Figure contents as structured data
::::::::::

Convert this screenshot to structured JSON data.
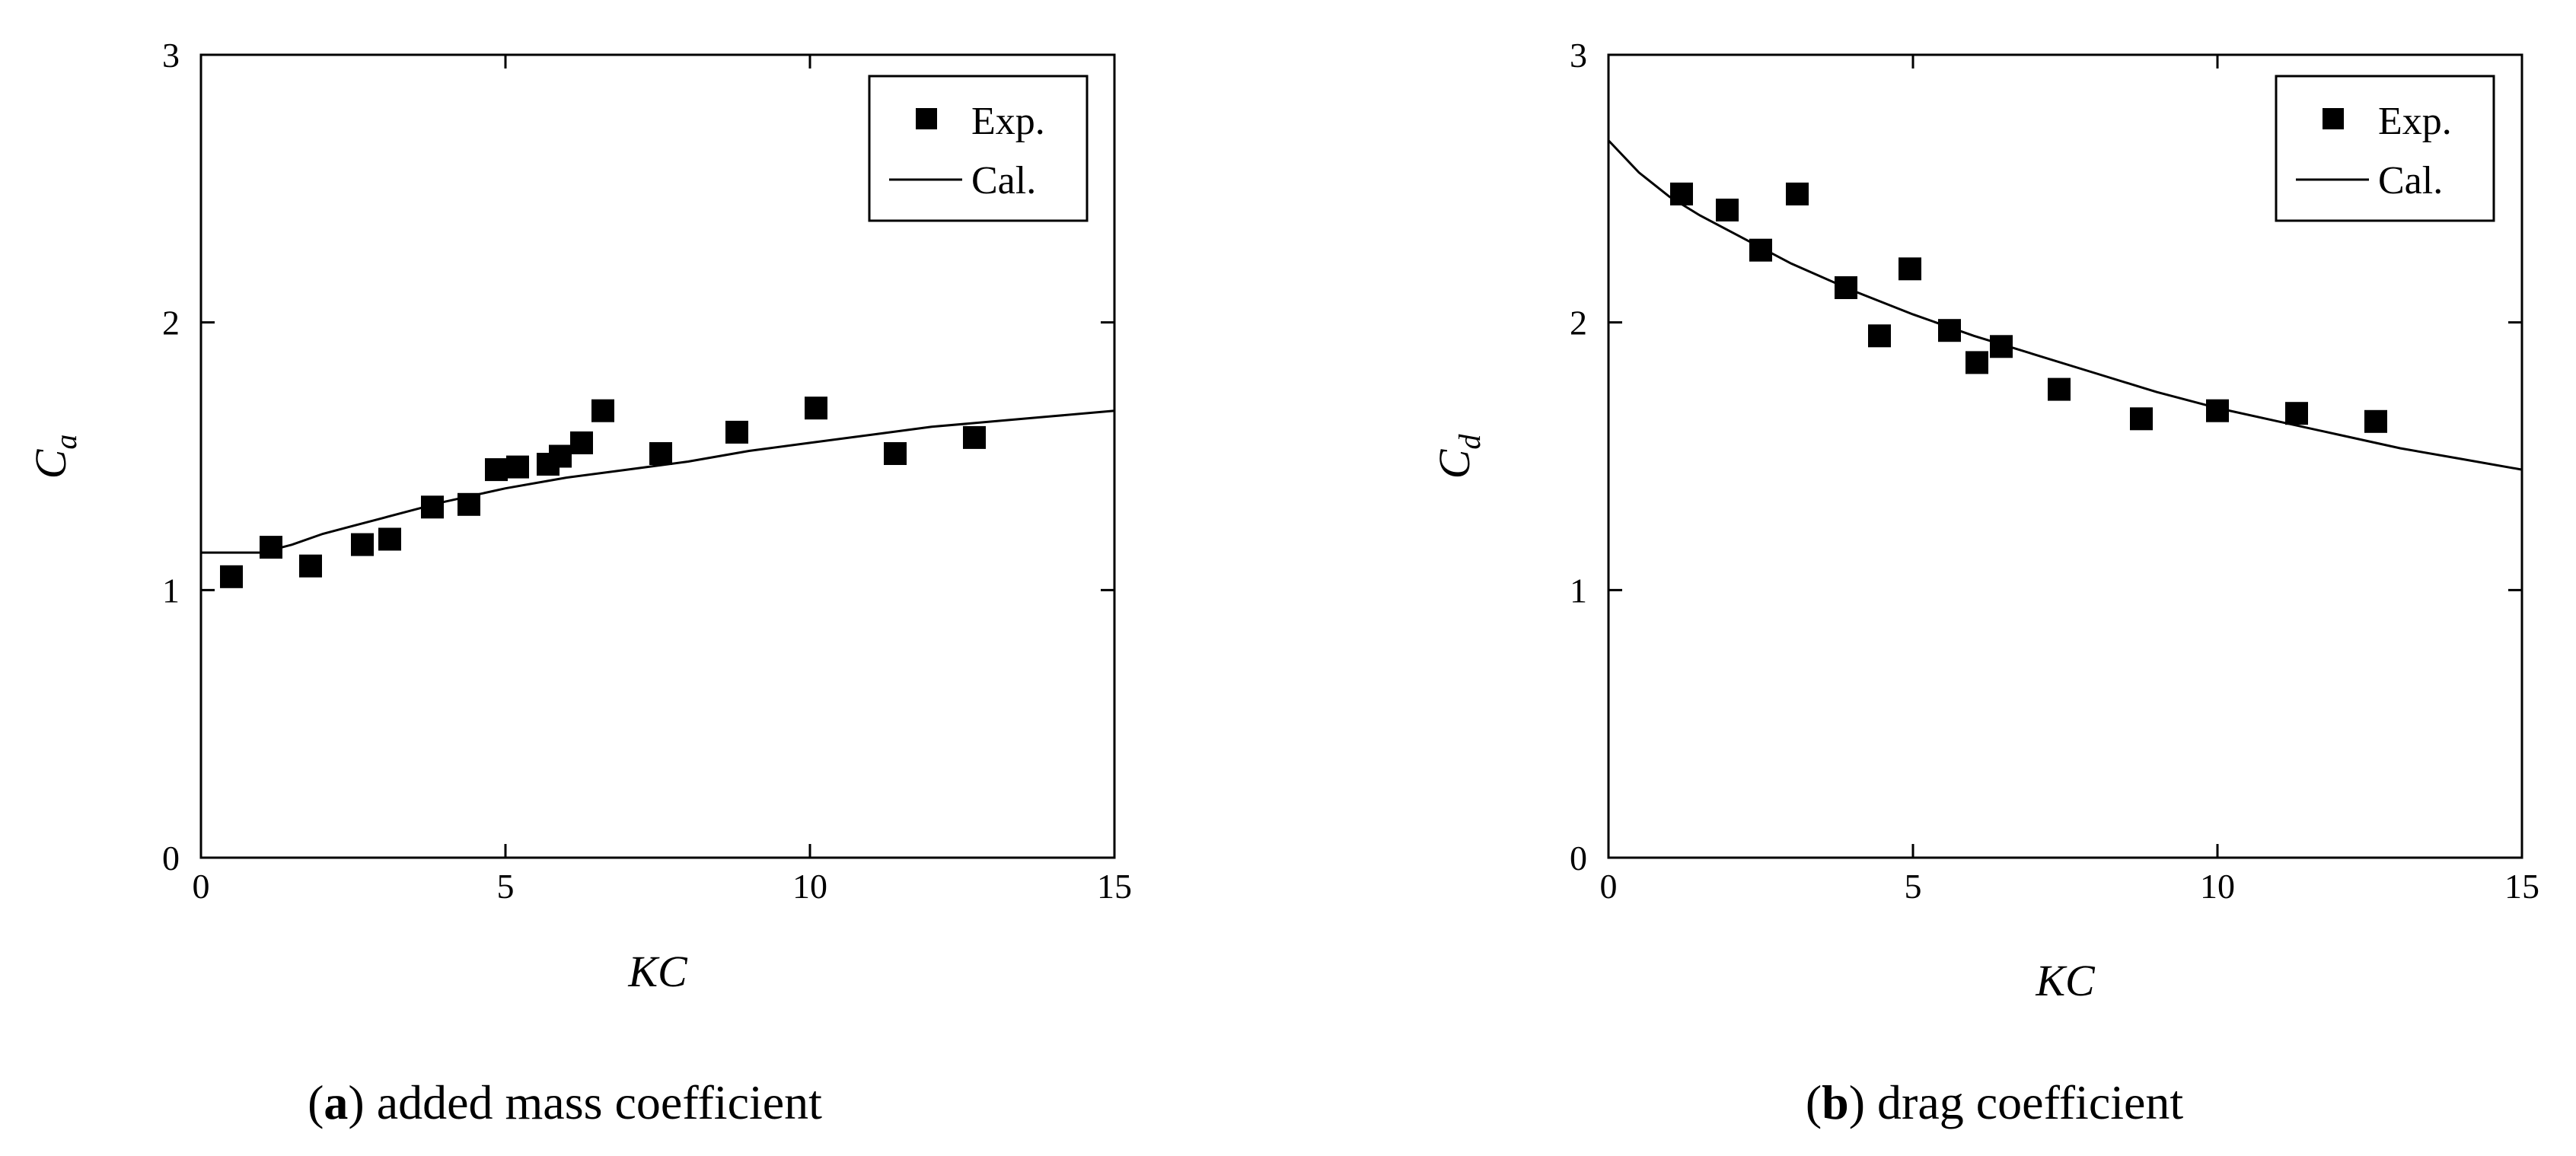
{
  "chart_data": [
    {
      "id": "a",
      "type": "scatter",
      "caption_letter": "a",
      "caption_text": "added mass coefficient",
      "xlabel": "KC",
      "ylabel_main": "C",
      "ylabel_sub": "a",
      "xlim": [
        0,
        15
      ],
      "ylim": [
        0,
        3
      ],
      "xticks": [
        0,
        5,
        10,
        15
      ],
      "yticks": [
        0,
        1,
        2,
        3
      ],
      "legend": {
        "placement": "top-right",
        "exp_label": "Exp.",
        "cal_label": "Cal."
      },
      "series": [
        {
          "name": "Exp.",
          "kind": "markers",
          "x": [
            0.5,
            1.15,
            1.8,
            2.65,
            3.1,
            3.8,
            4.4,
            4.85,
            5.2,
            5.7,
            5.9,
            6.25,
            6.6,
            7.55,
            8.8,
            10.1,
            11.4,
            12.7
          ],
          "y": [
            1.05,
            1.16,
            1.09,
            1.17,
            1.19,
            1.31,
            1.32,
            1.45,
            1.46,
            1.47,
            1.5,
            1.55,
            1.67,
            1.51,
            1.59,
            1.68,
            1.51,
            1.57
          ]
        },
        {
          "name": "Cal.",
          "kind": "line",
          "x": [
            0,
            1,
            1.5,
            2,
            2.5,
            3,
            3.5,
            4,
            5,
            6,
            7,
            8,
            9,
            10,
            11,
            12,
            13,
            14,
            15
          ],
          "y": [
            1.14,
            1.14,
            1.17,
            1.21,
            1.24,
            1.27,
            1.3,
            1.33,
            1.38,
            1.42,
            1.45,
            1.48,
            1.52,
            1.55,
            1.58,
            1.61,
            1.63,
            1.65,
            1.67
          ]
        }
      ]
    },
    {
      "id": "b",
      "type": "scatter",
      "caption_letter": "b",
      "caption_text": "drag coefficient",
      "xlabel": "KC",
      "ylabel_main": "C",
      "ylabel_sub": "d",
      "xlim": [
        0,
        15
      ],
      "ylim": [
        0,
        3
      ],
      "xticks": [
        0,
        5,
        10,
        15
      ],
      "yticks": [
        0,
        1,
        2,
        3
      ],
      "legend": {
        "placement": "top-right",
        "exp_label": "Exp.",
        "cal_label": "Cal."
      },
      "series": [
        {
          "name": "Exp.",
          "kind": "markers",
          "x": [
            1.2,
            1.95,
            2.5,
            3.1,
            3.9,
            4.45,
            4.95,
            5.6,
            6.05,
            6.45,
            7.4,
            8.75,
            10.0,
            11.3,
            12.6
          ],
          "y": [
            2.48,
            2.42,
            2.27,
            2.48,
            2.13,
            1.95,
            2.2,
            1.97,
            1.85,
            1.91,
            1.75,
            1.64,
            1.67,
            1.66,
            1.63
          ]
        },
        {
          "name": "Cal.",
          "kind": "line",
          "x": [
            0,
            0.5,
            1,
            1.5,
            2,
            2.5,
            3,
            4,
            5,
            6,
            7,
            8,
            9,
            10,
            11,
            12,
            13,
            14,
            15
          ],
          "y": [
            2.68,
            2.56,
            2.47,
            2.4,
            2.34,
            2.28,
            2.22,
            2.12,
            2.03,
            1.95,
            1.88,
            1.81,
            1.74,
            1.68,
            1.63,
            1.58,
            1.53,
            1.49,
            1.45
          ]
        }
      ]
    }
  ]
}
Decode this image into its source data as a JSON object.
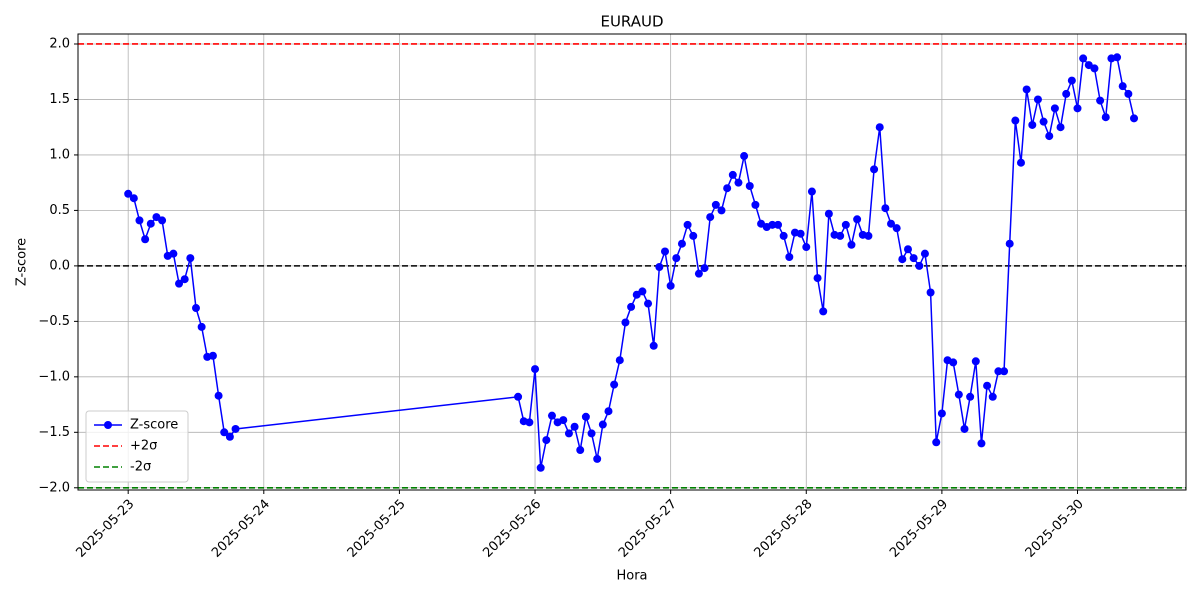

::::::::::

■ **What you will do**: Without the pictures, restate each entry exactly.

■ **Solved problem**:
Convert this screenshot to structured JSON data.
{
  "chart_data": [
    {
      "id": "a",
      "type": "scatter",
      "caption_letter": "a",
      "caption_text": "added mass coefficient",
      "xlabel": "KC",
      "ylabel_main": "C",
      "ylabel_sub": "a",
      "xlim": [
        0,
        15
      ],
      "ylim": [
        0,
        3
      ],
      "xticks": [
        0,
        5,
        10,
        15
      ],
      "yticks": [
        0,
        1,
        2,
        3
      ],
      "legend": {
        "placement": "top-right",
        "exp_label": "Exp.",
        "cal_label": "Cal."
      },
      "series": [
        {
          "name": "Exp.",
          "kind": "markers",
          "x": [
            0.5,
            1.15,
            1.8,
            2.65,
            3.1,
            3.8,
            4.4,
            4.85,
            5.2,
            5.7,
            5.9,
            6.25,
            6.6,
            7.55,
            8.8,
            10.1,
            11.4,
            12.7
          ],
          "y": [
            1.05,
            1.16,
            1.09,
            1.17,
            1.19,
            1.31,
            1.32,
            1.45,
            1.46,
            1.47,
            1.5,
            1.55,
            1.67,
            1.51,
            1.59,
            1.68,
            1.51,
            1.57
          ]
        },
        {
          "name": "Cal.",
          "kind": "line",
          "x": [
            0,
            1,
            1.5,
            2,
            2.5,
            3,
            3.5,
            4,
            5,
            6,
            7,
            8,
            9,
            10,
            11,
            12,
            13,
            14,
            15
          ],
          "y": [
            1.14,
            1.14,
            1.17,
            1.21,
            1.24,
            1.27,
            1.3,
            1.33,
            1.38,
            1.42,
            1.45,
            1.48,
            1.52,
            1.55,
            1.58,
            1.61,
            1.63,
            1.65,
            1.67
          ]
        }
      ]
    },
    {
      "id": "b",
      "type": "scatter",
      "caption_letter": "b",
      "caption_text": "drag coefficient",
      "xlabel": "KC",
      "ylabel_main": "C",
      "ylabel_sub": "d",
      "xlim": [
        0,
        15
      ],
      "ylim": [
        0,
        3
      ],
      "xticks": [
        0,
        5,
        10,
        15
      ],
      "yticks": [
        0,
        1,
        2,
        3
      ],
      "legend": {
        "placement": "top-right",
        "exp_label": "Exp.",
        "cal_label": "Cal."
      },
      "series": [
        {
          "name": "Exp.",
          "kind": "markers",
          "x": [
            1.2,
            1.95,
            2.5,
            3.1,
            3.9,
            4.45,
            4.95,
            5.6,
            6.05,
            6.45,
            7.4,
            8.75,
            10.0,
            11.3,
            12.6
          ],
          "y": [
            2.48,
            2.42,
            2.27,
            2.48,
            2.13,
            1.95,
            2.2,
            1.97,
            1.85,
            1.91,
            1.75,
            1.64,
            1.67,
            1.66,
            1.63
          ]
        },
        {
          "name": "Cal.",
          "kind": "line",
          "x": [
            0,
            0.5,
            1,
            1.5,
            2,
            2.5,
            3,
            4,
            5,
            6,
            7,
            8,
            9,
            10,
            11,
            12,
            13,
            14,
            15
          ],
          "y": [
            2.68,
            2.56,
            2.47,
            2.4,
            2.34,
            2.28,
            2.22,
            2.12,
            2.03,
            1.95,
            1.88,
            1.81,
            1.74,
            1.68,
            1.63,
            1.58,
            1.53,
            1.49,
            1.45
          ]
        }
      ]
    }
  ]
}
Decode this image into its source data as a JSON object.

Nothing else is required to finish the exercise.